**PROBLEM STATEMENT:**
The data must be written out once more, precisely as given.

Source records:
● ● ● ● ●

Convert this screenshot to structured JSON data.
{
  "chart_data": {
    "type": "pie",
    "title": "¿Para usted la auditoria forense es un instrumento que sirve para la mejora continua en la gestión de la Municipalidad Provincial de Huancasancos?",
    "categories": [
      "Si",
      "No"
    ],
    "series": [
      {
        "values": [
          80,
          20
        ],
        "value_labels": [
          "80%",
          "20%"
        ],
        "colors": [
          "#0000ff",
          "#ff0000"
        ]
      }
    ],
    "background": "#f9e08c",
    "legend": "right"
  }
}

● ● ● ● ●

**TASK ANSWER:**
Convert this screenshot to structured JSON data.
{
  "chart_data": {
    "type": "pie",
    "title": "¿Para usted la auditoria forense es un instrumento que sirve para la mejora continua en la gestión de la Municipalidad Provincial de Huancasancos?",
    "categories": [
      "Si",
      "No"
    ],
    "series": [
      {
        "values": [
          80,
          20
        ],
        "value_labels": [
          "80%",
          "20%"
        ],
        "colors": [
          "#0000ff",
          "#ff0000"
        ]
      }
    ],
    "background": "#f9e08c",
    "legend": "right"
  }
}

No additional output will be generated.